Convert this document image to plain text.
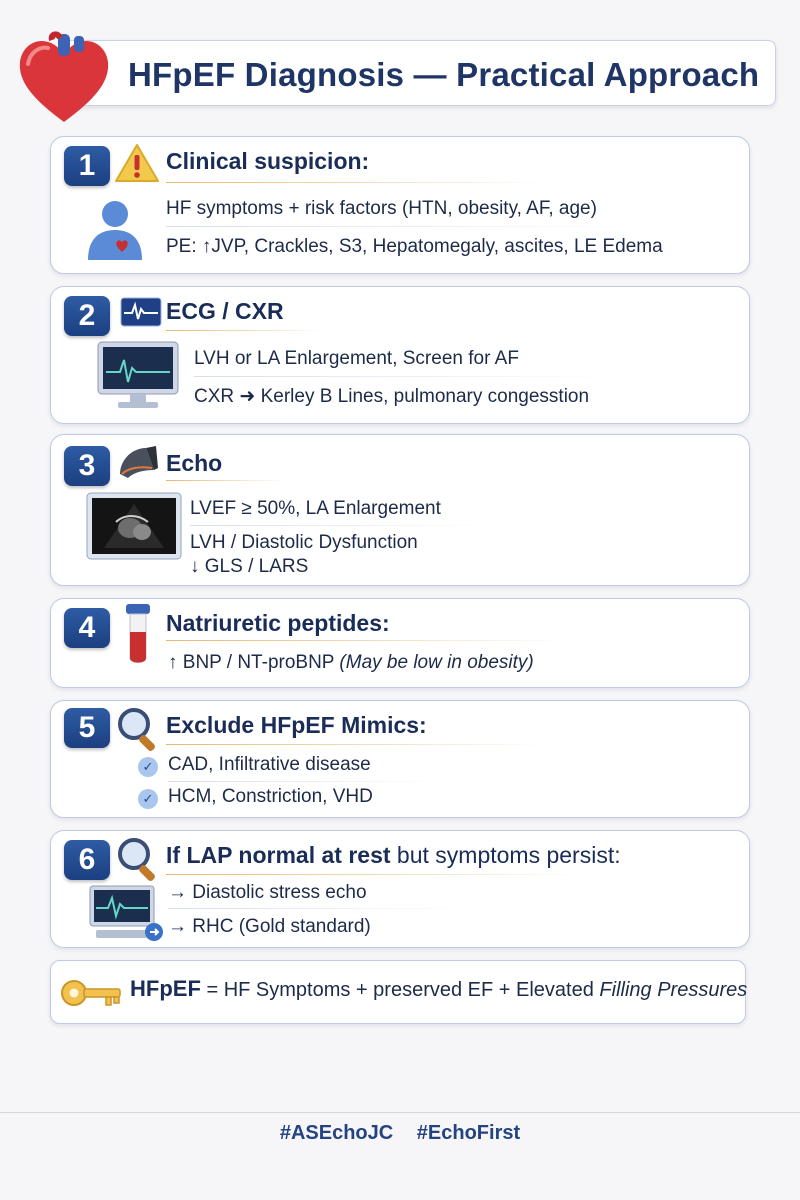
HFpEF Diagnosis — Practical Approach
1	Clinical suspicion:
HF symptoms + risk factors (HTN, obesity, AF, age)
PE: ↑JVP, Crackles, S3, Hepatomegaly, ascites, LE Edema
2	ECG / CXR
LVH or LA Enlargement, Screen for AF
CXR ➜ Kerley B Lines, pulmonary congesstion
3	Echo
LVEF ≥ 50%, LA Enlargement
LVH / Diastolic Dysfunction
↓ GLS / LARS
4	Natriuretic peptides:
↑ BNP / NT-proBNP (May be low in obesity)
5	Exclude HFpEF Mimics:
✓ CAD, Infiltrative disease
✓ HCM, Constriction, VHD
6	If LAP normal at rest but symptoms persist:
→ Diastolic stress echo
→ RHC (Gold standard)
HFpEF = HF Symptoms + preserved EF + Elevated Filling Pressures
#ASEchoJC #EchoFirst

◇ ◇ ◇ ◇ ◇ ◇ ◇

→ Aim of the task: Would you return all the data exactly as given, minus the pictures?

→ Written reply:
Convert this document image to plain text.
HFpEF Diagnosis — Practical Approach
1	Clinical suspicion:
HF symptoms + risk factors (HTN, obesity, AF, age)
PE: ↑JVP, Crackles, S3, Hepatomegaly, ascites, LE Edema
2	ECG / CXR
LVH or LA Enlargement, Screen for AF
CXR ➜ Kerley B Lines, pulmonary congesstion
3	Echo
LVEF ≥ 50%, LA Enlargement
LVH / Diastolic Dysfunction
↓ GLS / LARS
4	Natriuretic peptides:
↑ BNP / NT-proBNP (May be low in obesity)
5	Exclude HFpEF Mimics:
✓ CAD, Infiltrative disease
✓ HCM, Constriction, VHD
6	If LAP normal at rest but symptoms persist:
→ Diastolic stress echo
→ RHC (Gold standard)
HFpEF = HF Symptoms + preserved EF + Elevated Filling Pressures
#ASEchoJC #EchoFirst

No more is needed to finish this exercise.